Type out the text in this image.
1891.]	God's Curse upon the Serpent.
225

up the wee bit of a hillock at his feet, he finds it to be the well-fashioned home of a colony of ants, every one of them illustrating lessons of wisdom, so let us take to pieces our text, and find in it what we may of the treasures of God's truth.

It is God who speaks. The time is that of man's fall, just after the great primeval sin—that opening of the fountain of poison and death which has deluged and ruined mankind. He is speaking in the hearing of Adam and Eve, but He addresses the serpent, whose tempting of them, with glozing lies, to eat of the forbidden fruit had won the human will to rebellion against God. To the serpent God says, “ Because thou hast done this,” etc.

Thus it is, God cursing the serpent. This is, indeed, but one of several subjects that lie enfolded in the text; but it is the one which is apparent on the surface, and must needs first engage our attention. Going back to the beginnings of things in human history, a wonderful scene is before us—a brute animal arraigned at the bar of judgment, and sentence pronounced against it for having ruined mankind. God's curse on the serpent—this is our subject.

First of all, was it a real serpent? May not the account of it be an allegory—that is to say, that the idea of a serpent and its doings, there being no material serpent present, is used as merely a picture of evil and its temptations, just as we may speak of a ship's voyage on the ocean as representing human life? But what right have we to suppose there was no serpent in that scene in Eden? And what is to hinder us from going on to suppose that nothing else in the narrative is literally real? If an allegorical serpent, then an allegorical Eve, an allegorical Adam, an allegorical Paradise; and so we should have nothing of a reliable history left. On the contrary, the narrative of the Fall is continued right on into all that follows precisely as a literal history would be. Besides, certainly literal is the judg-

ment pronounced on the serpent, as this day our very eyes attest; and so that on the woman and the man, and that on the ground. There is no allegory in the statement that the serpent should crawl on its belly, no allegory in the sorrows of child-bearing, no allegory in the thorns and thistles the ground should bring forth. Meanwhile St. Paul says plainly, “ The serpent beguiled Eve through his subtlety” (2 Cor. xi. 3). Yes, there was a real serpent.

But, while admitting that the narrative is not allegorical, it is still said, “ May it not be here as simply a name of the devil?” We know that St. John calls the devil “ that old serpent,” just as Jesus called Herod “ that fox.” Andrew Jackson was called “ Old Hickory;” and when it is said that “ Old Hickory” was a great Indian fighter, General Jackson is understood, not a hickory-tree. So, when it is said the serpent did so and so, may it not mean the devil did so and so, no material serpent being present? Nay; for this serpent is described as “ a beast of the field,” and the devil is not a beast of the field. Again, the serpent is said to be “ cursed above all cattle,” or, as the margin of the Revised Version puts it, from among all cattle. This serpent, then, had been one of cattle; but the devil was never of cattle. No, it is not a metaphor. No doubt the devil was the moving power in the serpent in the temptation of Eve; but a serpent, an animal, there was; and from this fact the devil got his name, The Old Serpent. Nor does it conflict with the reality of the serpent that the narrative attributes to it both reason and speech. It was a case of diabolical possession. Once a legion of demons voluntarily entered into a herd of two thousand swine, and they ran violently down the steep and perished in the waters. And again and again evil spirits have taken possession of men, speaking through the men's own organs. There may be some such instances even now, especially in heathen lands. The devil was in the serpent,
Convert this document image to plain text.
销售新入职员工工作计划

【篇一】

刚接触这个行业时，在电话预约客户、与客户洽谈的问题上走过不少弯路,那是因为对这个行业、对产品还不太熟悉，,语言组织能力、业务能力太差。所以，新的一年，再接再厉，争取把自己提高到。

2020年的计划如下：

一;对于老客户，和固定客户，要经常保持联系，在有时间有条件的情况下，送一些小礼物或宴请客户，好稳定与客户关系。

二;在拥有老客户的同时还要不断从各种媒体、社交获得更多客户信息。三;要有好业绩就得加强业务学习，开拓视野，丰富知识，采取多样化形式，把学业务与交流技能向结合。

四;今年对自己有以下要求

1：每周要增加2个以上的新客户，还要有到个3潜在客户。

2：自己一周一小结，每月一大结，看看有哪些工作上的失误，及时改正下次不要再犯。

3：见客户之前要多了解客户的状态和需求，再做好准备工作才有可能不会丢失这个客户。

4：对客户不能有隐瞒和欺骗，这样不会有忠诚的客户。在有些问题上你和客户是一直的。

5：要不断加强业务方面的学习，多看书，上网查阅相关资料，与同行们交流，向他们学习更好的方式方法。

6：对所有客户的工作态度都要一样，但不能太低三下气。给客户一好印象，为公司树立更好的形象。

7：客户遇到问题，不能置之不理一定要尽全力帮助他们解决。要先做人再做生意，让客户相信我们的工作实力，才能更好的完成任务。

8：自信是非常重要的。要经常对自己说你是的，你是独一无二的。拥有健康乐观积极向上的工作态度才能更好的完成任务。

• **DIRECTIONS**: Repeat the records above in full, character for character.

• **WORKED ANSWER**:
Type out the text in this image.
1891.]	God's Curse upon the Serpent.
225

up the wee bit of a hillock at his feet, he finds it to be the well-fashioned home of a colony of ants, every one of them illustrating lessons of wisdom, so let us take to pieces our text, and find in it what we may of the treasures of God's truth.

It is God who speaks. The time is that of man's fall, just after the great primeval sin—that opening of the fountain of poison and death which has deluged and ruined mankind. He is speaking in the hearing of Adam and Eve, but He addresses the serpent, whose tempting of them, with glozing lies, to eat of the forbidden fruit had won the human will to rebellion against God. To the serpent God says, “ Because thou hast done this,” etc.

Thus it is, God cursing the serpent. This is, indeed, but one of several subjects that lie enfolded in the text; but it is the one which is apparent on the surface, and must needs first engage our attention. Going back to the beginnings of things in human history, a wonderful scene is before us—a brute animal arraigned at the bar of judgment, and sentence pronounced against it for having ruined mankind. God's curse on the serpent—this is our subject.

First of all, was it a real serpent? May not the account of it be an allegory—that is to say, that the idea of a serpent and its doings, there being no material serpent present, is used as merely a picture of evil and its temptations, just as we may speak of a ship's voyage on the ocean as representing human life? But what right have we to suppose there was no serpent in that scene in Eden? And what is to hinder us from going on to suppose that nothing else in the narrative is literally real? If an allegorical serpent, then an allegorical Eve, an allegorical Adam, an allegorical Paradise; and so we should have nothing of a reliable history left. On the contrary, the narrative of the Fall is continued right on into all that follows precisely as a literal history would be. Besides, certainly literal is the judg-

ment pronounced on the serpent, as this day our very eyes attest; and so that on the woman and the man, and that on the ground. There is no allegory in the statement that the serpent should crawl on its belly, no allegory in the sorrows of child-bearing, no allegory in the thorns and thistles the ground should bring forth. Meanwhile St. Paul says plainly, “ The serpent beguiled Eve through his subtlety” (2 Cor. xi. 3). Yes, there was a real serpent.

But, while admitting that the narrative is not allegorical, it is still said, “ May it not be here as simply a name of the devil?” We know that St. John calls the devil “ that old serpent,” just as Jesus called Herod “ that fox.” Andrew Jackson was called “ Old Hickory;” and when it is said that “ Old Hickory” was a great Indian fighter, General Jackson is understood, not a hickory-tree. So, when it is said the serpent did so and so, may it not mean the devil did so and so, no material serpent being present? Nay; for this serpent is described as “ a beast of the field,” and the devil is not a beast of the field. Again, the serpent is said to be “ cursed above all cattle,” or, as the margin of the Revised Version puts it, from among all cattle. This serpent, then, had been one of cattle; but the devil was never of cattle. No, it is not a metaphor. No doubt the devil was the moving power in the serpent in the temptation of Eve; but a serpent, an animal, there was; and from this fact the devil got his name, The Old Serpent. Nor does it conflict with the reality of the serpent that the narrative attributes to it both reason and speech. It was a case of diabolical possession. Once a legion of demons voluntarily entered into a herd of two thousand swine, and they ran violently down the steep and perished in the waters. And again and again evil spirits have taken possession of men, speaking through the men's own organs. There may be some such instances even now, especially in heathen lands. The devil was in the serpent,
Convert this document image to plain text.
销售新入职员工工作计划

【篇一】

刚接触这个行业时，在电话预约客户、与客户洽谈的问题上走过不少弯路,那是因为对这个行业、对产品还不太熟悉，,语言组织能力、业务能力太差。所以，新的一年，再接再厉，争取把自己提高到。

2020年的计划如下：

一;对于老客户，和固定客户，要经常保持联系，在有时间有条件的情况下，送一些小礼物或宴请客户，好稳定与客户关系。

二;在拥有老客户的同时还要不断从各种媒体、社交获得更多客户信息。三;要有好业绩就得加强业务学习，开拓视野，丰富知识，采取多样化形式，把学业务与交流技能向结合。

四;今年对自己有以下要求

1：每周要增加2个以上的新客户，还要有到个3潜在客户。

2：自己一周一小结，每月一大结，看看有哪些工作上的失误，及时改正下次不要再犯。

3：见客户之前要多了解客户的状态和需求，再做好准备工作才有可能不会丢失这个客户。

4：对客户不能有隐瞒和欺骗，这样不会有忠诚的客户。在有些问题上你和客户是一直的。

5：要不断加强业务方面的学习，多看书，上网查阅相关资料，与同行们交流，向他们学习更好的方式方法。

6：对所有客户的工作态度都要一样，但不能太低三下气。给客户一好印象，为公司树立更好的形象。

7：客户遇到问题，不能置之不理一定要尽全力帮助他们解决。要先做人再做生意，让客户相信我们的工作实力，才能更好的完成任务。

8：自信是非常重要的。要经常对自己说你是的，你是独一无二的。拥有健康乐观积极向上的工作态度才能更好的完成任务。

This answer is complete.